+++ WORKING DATA +++

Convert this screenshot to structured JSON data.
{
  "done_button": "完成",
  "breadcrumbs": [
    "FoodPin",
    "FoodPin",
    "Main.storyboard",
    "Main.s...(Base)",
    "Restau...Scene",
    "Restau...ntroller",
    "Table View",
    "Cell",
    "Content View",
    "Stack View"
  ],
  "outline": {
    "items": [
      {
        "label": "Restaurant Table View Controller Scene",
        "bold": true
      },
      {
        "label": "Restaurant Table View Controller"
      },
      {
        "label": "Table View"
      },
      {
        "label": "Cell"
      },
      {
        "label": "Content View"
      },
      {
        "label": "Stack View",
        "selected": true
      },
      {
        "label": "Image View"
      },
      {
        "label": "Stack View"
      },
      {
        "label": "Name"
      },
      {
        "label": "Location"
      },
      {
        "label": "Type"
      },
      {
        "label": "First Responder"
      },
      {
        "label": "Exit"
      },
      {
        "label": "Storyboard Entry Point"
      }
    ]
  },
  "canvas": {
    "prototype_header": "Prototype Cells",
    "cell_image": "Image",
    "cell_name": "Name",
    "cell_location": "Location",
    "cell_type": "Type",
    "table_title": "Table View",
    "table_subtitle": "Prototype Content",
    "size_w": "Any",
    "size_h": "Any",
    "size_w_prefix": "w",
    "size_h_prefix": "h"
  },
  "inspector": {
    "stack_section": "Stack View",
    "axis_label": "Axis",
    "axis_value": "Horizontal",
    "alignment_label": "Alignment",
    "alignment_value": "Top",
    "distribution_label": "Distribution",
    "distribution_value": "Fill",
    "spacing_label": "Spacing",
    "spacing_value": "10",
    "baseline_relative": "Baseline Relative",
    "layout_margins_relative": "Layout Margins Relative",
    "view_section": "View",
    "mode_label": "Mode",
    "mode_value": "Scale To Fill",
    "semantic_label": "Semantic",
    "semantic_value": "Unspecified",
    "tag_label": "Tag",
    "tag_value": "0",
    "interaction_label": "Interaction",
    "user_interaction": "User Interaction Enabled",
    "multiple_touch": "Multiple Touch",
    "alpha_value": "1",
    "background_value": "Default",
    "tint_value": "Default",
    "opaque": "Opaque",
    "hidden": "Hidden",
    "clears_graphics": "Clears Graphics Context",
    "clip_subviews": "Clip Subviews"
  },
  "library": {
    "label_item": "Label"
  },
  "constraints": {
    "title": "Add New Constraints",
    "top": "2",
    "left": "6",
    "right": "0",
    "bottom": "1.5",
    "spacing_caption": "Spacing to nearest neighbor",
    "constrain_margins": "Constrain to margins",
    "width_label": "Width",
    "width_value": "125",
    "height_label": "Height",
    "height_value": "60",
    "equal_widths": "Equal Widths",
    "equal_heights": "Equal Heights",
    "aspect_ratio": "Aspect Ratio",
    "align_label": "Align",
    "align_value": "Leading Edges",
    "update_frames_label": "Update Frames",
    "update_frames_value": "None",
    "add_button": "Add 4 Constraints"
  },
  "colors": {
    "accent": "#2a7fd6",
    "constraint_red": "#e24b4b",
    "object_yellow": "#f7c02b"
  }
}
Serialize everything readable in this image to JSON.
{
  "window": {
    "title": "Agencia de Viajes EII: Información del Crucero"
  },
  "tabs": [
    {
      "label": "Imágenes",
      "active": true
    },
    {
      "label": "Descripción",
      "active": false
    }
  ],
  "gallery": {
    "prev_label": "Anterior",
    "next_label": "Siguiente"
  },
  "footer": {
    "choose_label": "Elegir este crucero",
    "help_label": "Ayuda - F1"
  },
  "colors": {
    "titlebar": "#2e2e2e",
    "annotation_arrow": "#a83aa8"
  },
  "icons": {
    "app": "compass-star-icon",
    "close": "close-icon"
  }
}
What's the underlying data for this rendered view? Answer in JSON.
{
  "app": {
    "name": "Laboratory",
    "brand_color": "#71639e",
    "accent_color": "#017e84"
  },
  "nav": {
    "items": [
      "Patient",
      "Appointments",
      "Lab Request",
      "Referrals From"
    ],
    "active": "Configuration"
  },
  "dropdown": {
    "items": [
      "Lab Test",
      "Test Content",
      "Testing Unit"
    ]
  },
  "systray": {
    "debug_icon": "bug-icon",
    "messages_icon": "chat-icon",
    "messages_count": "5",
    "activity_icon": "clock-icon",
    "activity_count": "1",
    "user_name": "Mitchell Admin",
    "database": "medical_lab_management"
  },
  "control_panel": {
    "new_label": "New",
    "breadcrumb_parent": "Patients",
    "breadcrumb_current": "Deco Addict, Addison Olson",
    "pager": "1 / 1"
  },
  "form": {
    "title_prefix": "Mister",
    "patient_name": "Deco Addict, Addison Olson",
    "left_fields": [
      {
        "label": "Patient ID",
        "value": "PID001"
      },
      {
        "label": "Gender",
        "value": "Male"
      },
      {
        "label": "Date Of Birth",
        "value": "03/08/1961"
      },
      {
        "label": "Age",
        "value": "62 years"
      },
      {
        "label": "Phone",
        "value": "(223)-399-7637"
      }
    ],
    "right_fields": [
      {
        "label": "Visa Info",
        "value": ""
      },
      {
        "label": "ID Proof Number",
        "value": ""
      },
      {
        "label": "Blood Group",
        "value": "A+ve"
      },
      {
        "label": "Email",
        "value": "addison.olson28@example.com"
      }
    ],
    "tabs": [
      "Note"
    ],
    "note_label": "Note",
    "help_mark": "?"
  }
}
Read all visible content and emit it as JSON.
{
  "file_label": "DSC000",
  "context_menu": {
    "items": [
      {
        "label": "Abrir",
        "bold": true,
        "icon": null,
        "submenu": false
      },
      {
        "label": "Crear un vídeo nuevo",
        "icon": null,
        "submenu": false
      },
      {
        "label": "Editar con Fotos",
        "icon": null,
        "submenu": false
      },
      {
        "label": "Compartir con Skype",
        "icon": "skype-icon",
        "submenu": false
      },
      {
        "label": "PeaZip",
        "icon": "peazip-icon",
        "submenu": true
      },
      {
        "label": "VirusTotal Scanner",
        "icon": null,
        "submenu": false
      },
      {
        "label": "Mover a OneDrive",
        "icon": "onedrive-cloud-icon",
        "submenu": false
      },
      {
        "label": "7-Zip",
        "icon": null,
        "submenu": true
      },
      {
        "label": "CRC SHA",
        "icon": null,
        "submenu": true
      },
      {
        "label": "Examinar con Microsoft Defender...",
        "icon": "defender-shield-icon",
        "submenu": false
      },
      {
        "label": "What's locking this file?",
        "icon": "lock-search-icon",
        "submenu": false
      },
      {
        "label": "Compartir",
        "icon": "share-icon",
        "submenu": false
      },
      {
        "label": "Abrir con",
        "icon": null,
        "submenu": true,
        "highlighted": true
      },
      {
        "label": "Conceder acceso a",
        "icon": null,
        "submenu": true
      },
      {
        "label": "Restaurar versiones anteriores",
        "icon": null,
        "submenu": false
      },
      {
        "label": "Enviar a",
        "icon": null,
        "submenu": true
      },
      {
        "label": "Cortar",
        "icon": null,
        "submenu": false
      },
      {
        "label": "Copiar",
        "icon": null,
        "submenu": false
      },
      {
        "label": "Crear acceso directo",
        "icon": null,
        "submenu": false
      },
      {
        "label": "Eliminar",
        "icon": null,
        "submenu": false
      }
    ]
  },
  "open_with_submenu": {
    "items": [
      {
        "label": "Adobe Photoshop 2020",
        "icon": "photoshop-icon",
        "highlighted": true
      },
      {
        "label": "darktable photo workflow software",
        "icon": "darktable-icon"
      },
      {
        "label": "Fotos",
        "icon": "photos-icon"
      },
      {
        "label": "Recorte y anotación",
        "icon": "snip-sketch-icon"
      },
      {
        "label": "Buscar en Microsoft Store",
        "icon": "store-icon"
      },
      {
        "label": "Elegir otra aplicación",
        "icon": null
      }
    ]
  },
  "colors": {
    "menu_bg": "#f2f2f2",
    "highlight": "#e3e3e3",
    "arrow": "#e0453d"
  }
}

+++

Return each line of the material above that holds the string "Fill".

• _RESULT OF THE TASK_:
    "distribution_value": "Fill",
    "mode_value": "Scale To Fill",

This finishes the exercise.